▶
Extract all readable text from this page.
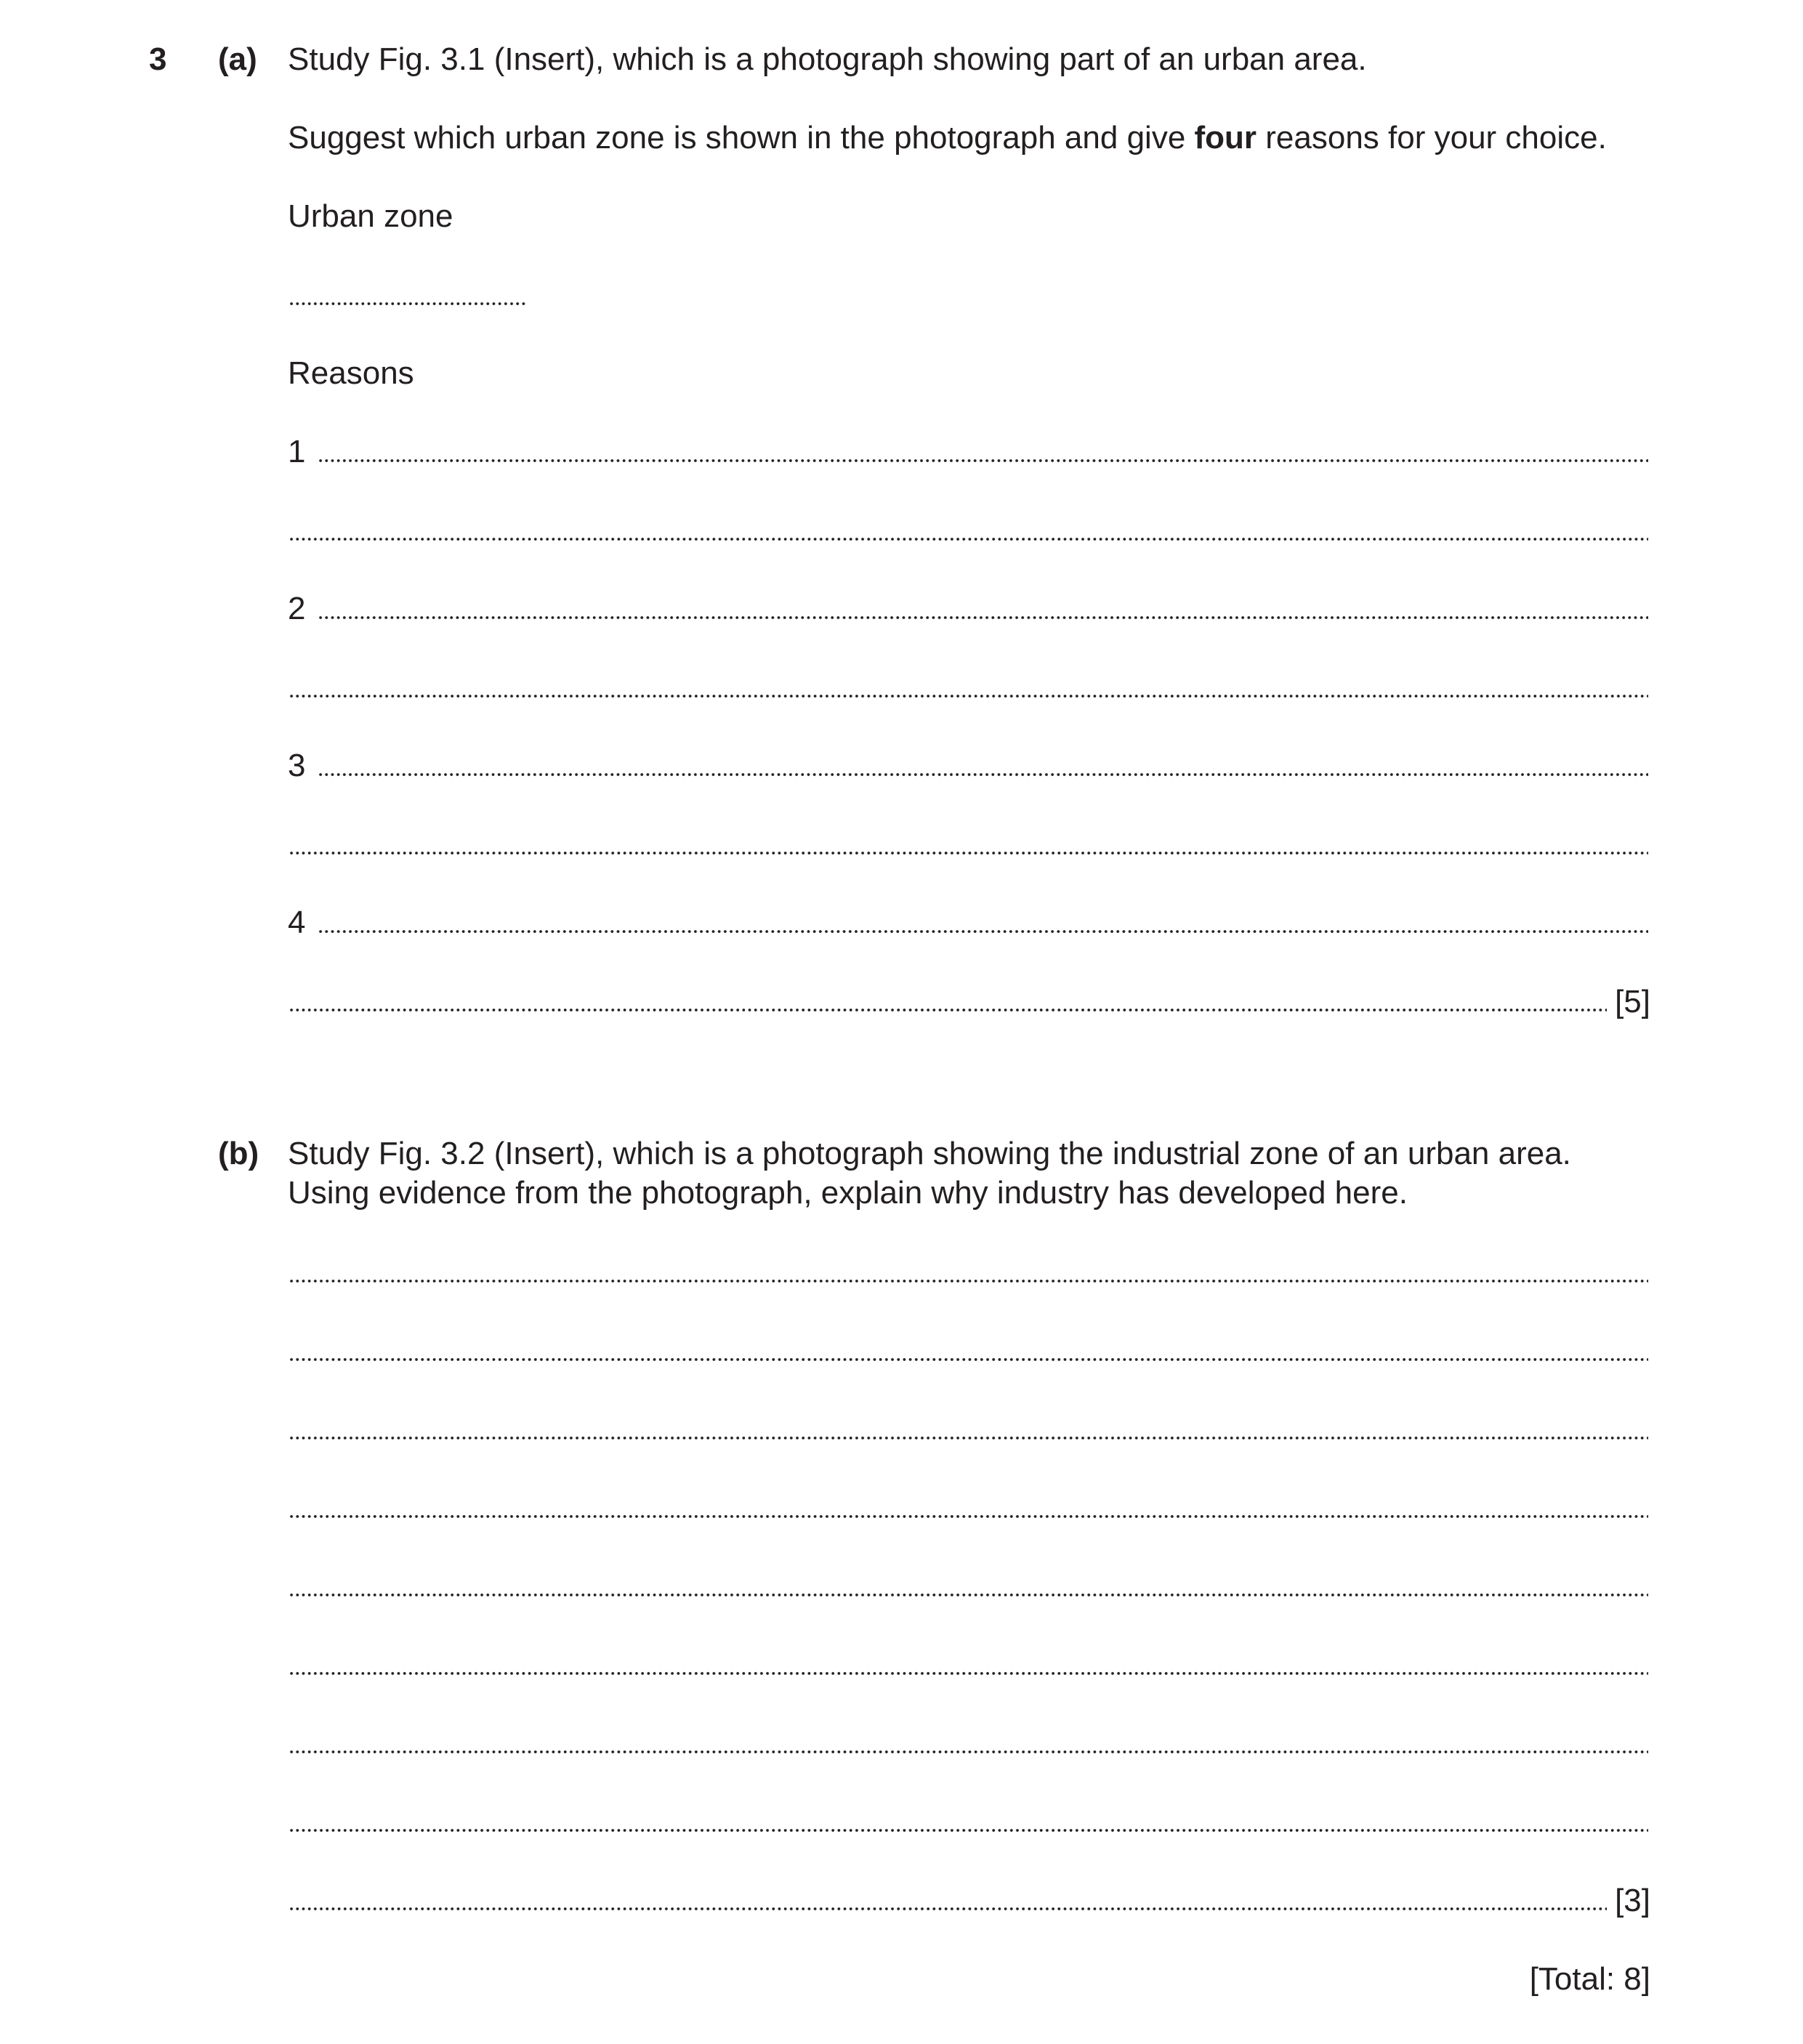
3 (a) Study Fig. 3.1 (Insert), which is a photograph showing part of an urban area.
Suggest which urban zone is shown in the photograph and give four reasons for your choice.
Urban zone
Reasons
1
2
3
4
[5]
(b) Study Fig. 3.2 (Insert), which is a photograph showing the industrial zone of an urban area.
Using evidence from the photograph, explain why industry has developed here.
[3]
[Total: 8]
◀
**Objective:**
Copy each line holding the word "photograph" from the listing above.

**Written answer:**
3 (a) Study Fig. 3.1 (Insert), which is a photograph showing part of an urban area.
Suggest which urban zone is shown in the photograph and give four reasons for your choice.
(b) Study Fig. 3.2 (Insert), which is a photograph showing the industrial zone of an urban area.
Using evidence from the photograph, explain why industry has developed here.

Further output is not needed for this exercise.